* BEGIN Selected passage *

According to Google Trends, searches for “tax return” start increasing towards the end of December and, according to HMRC, more than 10,000 people submitted them on Christmas Day and Boxing Day in 2017.

Others are less organised, however. While more than 10 million people filed by 31 January in 2017, 750,000 missed the deadline, running the risk of a fine.

Filing a tax return online can seem daunting but good preparation can take the pain out of this task and help you complete it ahead of the deadline.

This article will tell you whether you need to file a tax return and how to do it. It will also give details about dates, penalties and allowable expenses, and look at why many businesses use an accountant.

It covers the following topics:

For employees and pensioners, tax is usually deducted automatically at source from wages, pensions and savings. But people and businesses with other income not deducted at source must report it in a self-assessment tax return.

If, in the last tax year (6 April 2017 to 5 April 2018), you were self-employed as a sole trader and earned more than £1,000, you must file a tax return. You must also file one if you were a partner in a business partnership or director of a limited company.

Even if your main income is from your wages or pension, you may still need to send a return if you have any other untaxed income, such as from renting; tips and commission; savings, investments and dividends; and foreign income.

You can also file a tax return online to claim some income tax reliefs or prove you are self-employed, for example, to claim tax-free childcare or maternity allowance.

HMRC offers this decision tree if you are still not sure whether you need to file a return.

Nick Levine, head of enterprise at the Institute of Chartered Accountants in England and Wales (ICAEW), offers some further advice: “If HMRC has sent you a notice to file a return, you must complete one.

“Even if you have not received such a notice, you may still need to file a tax return if you had a new source of income or capital gains in the last tax year on which you need to pay tax – if so, tell HMRC straight away.”

Sage Business Cloud guide to tax returns

If you need to file a self-assessment tax return to HMRC, this guide reveals the allowable expenses you can claim back.

Get your free guide

For the last tax year, the deadline for registering for self assessment if you are self-employed or a sole trader, not self-employed, or registering a partner or partnership was 5 October 2018.

The deadline for filing paper tax returns was midnight on 31 October 2018. The online deadline is midnight on 31 January 2019. So if you have not yet filed for the last tax year, you will have to do it online to avoid a penalty.

You have to make two payments towards your tax bill, known as payments on account, every year. The exception is if your last self assessment tax bill was less than £1,000, or you’ve already paid more than 80% of all the tax you owe.

* END Selected passage *
* BEGIN Dataset excerpt *

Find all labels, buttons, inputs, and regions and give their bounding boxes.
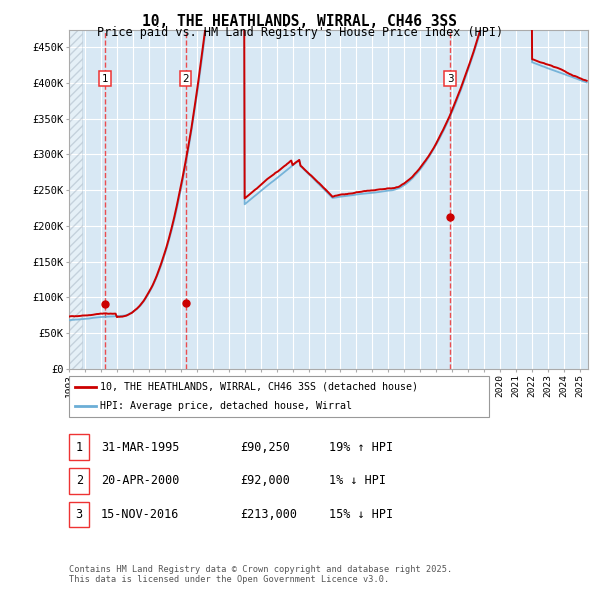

* END Dataset excerpt *

> _What is expected_
According to the tax return passage, when is the online filing deadline for the last tax year? The lines have no connection to the tax return passage.

> _Exercise result_
Midnight on 31 January 2019.